The expected response is the complete listing below, restated exactly, with its pictures omitted.

***** Entries shown *****

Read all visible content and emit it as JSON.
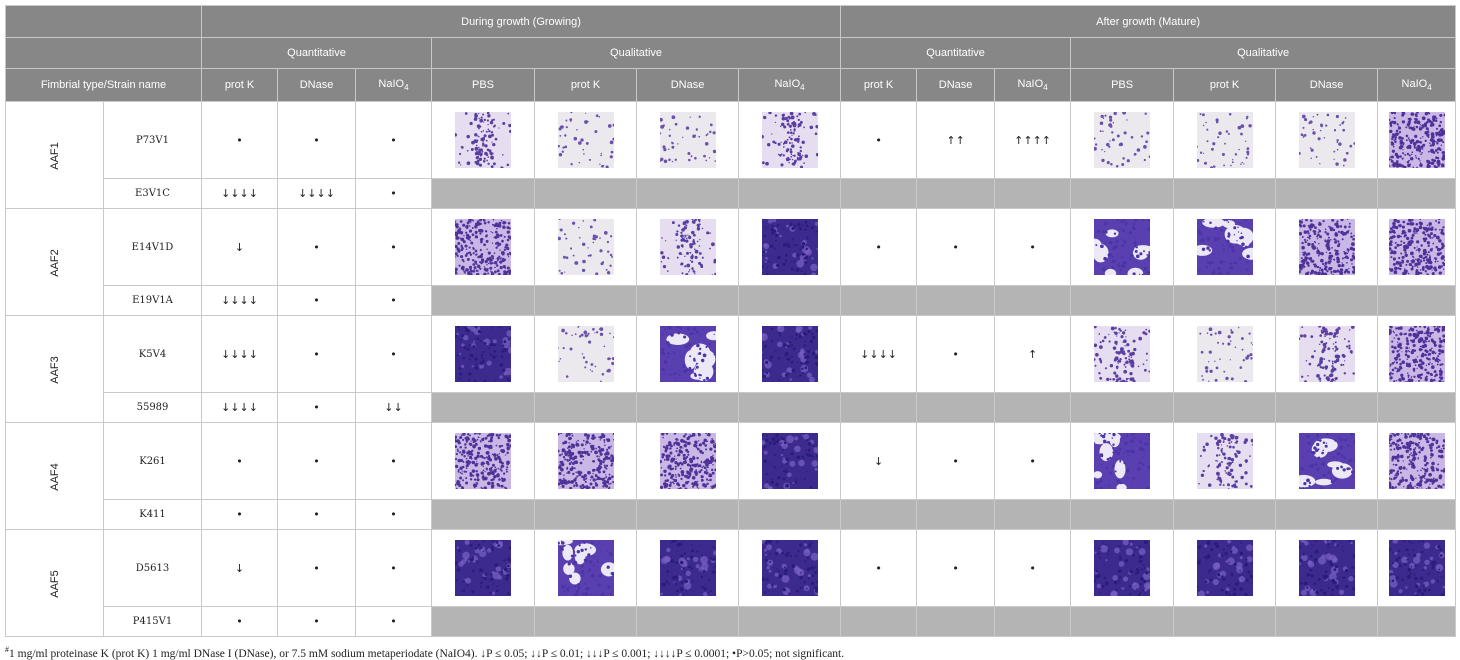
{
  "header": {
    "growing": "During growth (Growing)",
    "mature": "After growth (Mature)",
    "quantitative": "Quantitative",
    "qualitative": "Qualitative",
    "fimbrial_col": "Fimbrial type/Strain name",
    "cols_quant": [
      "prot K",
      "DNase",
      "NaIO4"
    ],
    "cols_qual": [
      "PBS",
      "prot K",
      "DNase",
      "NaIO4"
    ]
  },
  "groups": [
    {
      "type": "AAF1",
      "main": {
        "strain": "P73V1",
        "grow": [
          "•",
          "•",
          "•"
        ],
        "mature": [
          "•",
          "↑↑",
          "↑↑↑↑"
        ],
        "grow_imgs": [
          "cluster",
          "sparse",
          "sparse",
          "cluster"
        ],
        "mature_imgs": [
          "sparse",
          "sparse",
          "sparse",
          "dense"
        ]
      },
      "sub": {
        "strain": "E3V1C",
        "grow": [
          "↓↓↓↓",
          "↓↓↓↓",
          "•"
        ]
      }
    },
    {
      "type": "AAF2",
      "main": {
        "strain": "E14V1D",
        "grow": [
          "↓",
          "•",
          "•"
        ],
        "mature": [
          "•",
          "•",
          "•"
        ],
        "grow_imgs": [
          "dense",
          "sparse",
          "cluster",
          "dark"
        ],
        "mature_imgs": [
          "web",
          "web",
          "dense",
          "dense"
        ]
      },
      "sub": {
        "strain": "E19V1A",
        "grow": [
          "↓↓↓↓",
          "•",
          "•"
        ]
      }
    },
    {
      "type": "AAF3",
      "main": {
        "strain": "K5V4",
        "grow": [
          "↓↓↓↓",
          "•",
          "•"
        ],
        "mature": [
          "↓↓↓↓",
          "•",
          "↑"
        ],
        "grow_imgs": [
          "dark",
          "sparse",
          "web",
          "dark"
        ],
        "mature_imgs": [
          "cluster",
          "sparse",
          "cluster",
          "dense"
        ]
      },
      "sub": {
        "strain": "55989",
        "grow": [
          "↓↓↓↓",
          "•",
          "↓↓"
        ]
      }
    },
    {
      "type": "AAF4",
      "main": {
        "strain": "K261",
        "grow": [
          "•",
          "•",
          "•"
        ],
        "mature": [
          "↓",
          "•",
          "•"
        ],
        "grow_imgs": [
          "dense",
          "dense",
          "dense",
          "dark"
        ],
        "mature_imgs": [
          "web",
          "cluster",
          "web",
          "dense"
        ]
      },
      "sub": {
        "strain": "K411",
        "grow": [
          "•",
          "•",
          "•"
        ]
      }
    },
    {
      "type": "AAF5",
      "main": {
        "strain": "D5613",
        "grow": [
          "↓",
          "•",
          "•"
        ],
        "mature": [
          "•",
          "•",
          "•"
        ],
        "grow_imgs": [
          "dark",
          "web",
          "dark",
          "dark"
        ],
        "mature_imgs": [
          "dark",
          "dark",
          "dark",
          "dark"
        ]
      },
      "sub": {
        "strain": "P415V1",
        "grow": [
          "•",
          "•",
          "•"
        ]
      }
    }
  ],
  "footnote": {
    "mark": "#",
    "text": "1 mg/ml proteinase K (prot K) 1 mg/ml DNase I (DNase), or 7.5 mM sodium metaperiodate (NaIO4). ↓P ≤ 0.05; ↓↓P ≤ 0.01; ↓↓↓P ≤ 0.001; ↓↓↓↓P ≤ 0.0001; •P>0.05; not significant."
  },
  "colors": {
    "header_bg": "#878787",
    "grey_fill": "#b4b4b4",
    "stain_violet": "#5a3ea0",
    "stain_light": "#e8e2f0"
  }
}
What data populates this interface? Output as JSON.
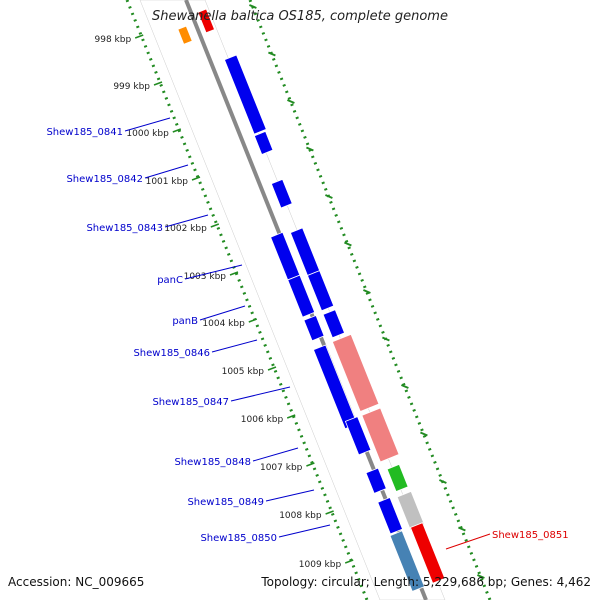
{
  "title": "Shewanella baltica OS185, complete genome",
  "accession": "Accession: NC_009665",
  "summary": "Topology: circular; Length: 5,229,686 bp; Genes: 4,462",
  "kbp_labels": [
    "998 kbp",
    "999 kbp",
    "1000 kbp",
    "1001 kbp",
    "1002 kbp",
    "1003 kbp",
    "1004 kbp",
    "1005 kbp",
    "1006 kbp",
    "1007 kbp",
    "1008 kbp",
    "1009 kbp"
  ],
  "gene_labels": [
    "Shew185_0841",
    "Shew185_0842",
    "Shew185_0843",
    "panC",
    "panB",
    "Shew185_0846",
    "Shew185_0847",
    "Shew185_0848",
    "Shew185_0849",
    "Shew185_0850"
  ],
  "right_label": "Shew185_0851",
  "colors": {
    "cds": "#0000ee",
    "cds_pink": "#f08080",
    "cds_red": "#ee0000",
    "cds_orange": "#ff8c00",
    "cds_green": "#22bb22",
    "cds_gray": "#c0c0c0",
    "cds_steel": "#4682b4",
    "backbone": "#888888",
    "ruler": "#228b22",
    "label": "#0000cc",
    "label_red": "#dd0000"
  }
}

*****

The completed task:
Read all visible content and emit it as JSON.
{
  "header": {
    "growing": "During growth (Growing)",
    "mature": "After growth (Mature)",
    "quantitative": "Quantitative",
    "qualitative": "Qualitative",
    "fimbrial_col": "Fimbrial type/Strain name",
    "cols_quant": [
      "prot K",
      "DNase",
      "NaIO4"
    ],
    "cols_qual": [
      "PBS",
      "prot K",
      "DNase",
      "NaIO4"
    ]
  },
  "groups": [
    {
      "type": "AAF1",
      "main": {
        "strain": "P73V1",
        "grow": [
          "•",
          "•",
          "•"
        ],
        "mature": [
          "•",
          "↑↑",
          "↑↑↑↑"
        ],
        "grow_imgs": [
          "cluster",
          "sparse",
          "sparse",
          "cluster"
        ],
        "mature_imgs": [
          "sparse",
          "sparse",
          "sparse",
          "dense"
        ]
      },
      "sub": {
        "strain": "E3V1C",
        "grow": [
          "↓↓↓↓",
          "↓↓↓↓",
          "•"
        ]
      }
    },
    {
      "type": "AAF2",
      "main": {
        "strain": "E14V1D",
        "grow": [
          "↓",
          "•",
          "•"
        ],
        "mature": [
          "•",
          "•",
          "•"
        ],
        "grow_imgs": [
          "dense",
          "sparse",
          "cluster",
          "dark"
        ],
        "mature_imgs": [
          "web",
          "web",
          "dense",
          "dense"
        ]
      },
      "sub": {
        "strain": "E19V1A",
        "grow": [
          "↓↓↓↓",
          "•",
          "•"
        ]
      }
    },
    {
      "type": "AAF3",
      "main": {
        "strain": "K5V4",
        "grow": [
          "↓↓↓↓",
          "•",
          "•"
        ],
        "mature": [
          "↓↓↓↓",
          "•",
          "↑"
        ],
        "grow_imgs": [
          "dark",
          "sparse",
          "web",
          "dark"
        ],
        "mature_imgs": [
          "cluster",
          "sparse",
          "cluster",
          "dense"
        ]
      },
      "sub": {
        "strain": "55989",
        "grow": [
          "↓↓↓↓",
          "•",
          "↓↓"
        ]
      }
    },
    {
      "type": "AAF4",
      "main": {
        "strain": "K261",
        "grow": [
          "•",
          "•",
          "•"
        ],
        "mature": [
          "↓",
          "•",
          "•"
        ],
        "grow_imgs": [
          "dense",
          "dense",
          "dense",
          "dark"
        ],
        "mature_imgs": [
          "web",
          "cluster",
          "web",
          "dense"
        ]
      },
      "sub": {
        "strain": "K411",
        "grow": [
          "•",
          "•",
          "•"
        ]
      }
    },
    {
      "type": "AAF5",
      "main": {
        "strain": "D5613",
        "grow": [
          "↓",
          "•",
          "•"
        ],
        "mature": [
          "•",
          "•",
          "•"
        ],
        "grow_imgs": [
          "dark",
          "web",
          "dark",
          "dark"
        ],
        "mature_imgs": [
          "dark",
          "dark",
          "dark",
          "dark"
        ]
      },
      "sub": {
        "strain": "P415V1",
        "grow": [
          "•",
          "•",
          "•"
        ]
      }
    }
  ],
  "footnote": {
    "mark": "#",
    "text": "1 mg/ml proteinase K (prot K) 1 mg/ml DNase I (DNase), or 7.5 mM sodium metaperiodate (NaIO4). ↓P ≤ 0.05; ↓↓P ≤ 0.01; ↓↓↓P ≤ 0.001; ↓↓↓↓P ≤ 0.0001; •P>0.05; not significant."
  },
  "colors": {
    "header_bg": "#878787",
    "grey_fill": "#b4b4b4",
    "stain_violet": "#5a3ea0",
    "stain_light": "#e8e2f0"
  }
}
What data populates this interface? Output as JSON.
{
  "title": "Shewanella baltica OS185, complete genome",
  "accession": "Accession: NC_009665",
  "summary": "Topology: circular; Length: 5,229,686 bp; Genes: 4,462",
  "kbp_labels": [
    "998 kbp",
    "999 kbp",
    "1000 kbp",
    "1001 kbp",
    "1002 kbp",
    "1003 kbp",
    "1004 kbp",
    "1005 kbp",
    "1006 kbp",
    "1007 kbp",
    "1008 kbp",
    "1009 kbp"
  ],
  "gene_labels": [
    "Shew185_0841",
    "Shew185_0842",
    "Shew185_0843",
    "panC",
    "panB",
    "Shew185_0846",
    "Shew185_0847",
    "Shew185_0848",
    "Shew185_0849",
    "Shew185_0850"
  ],
  "right_label": "Shew185_0851",
  "colors": {
    "cds": "#0000ee",
    "cds_pink": "#f08080",
    "cds_red": "#ee0000",
    "cds_orange": "#ff8c00",
    "cds_green": "#22bb22",
    "cds_gray": "#c0c0c0",
    "cds_steel": "#4682b4",
    "backbone": "#888888",
    "ruler": "#228b22",
    "label": "#0000cc",
    "label_red": "#dd0000"
  }
}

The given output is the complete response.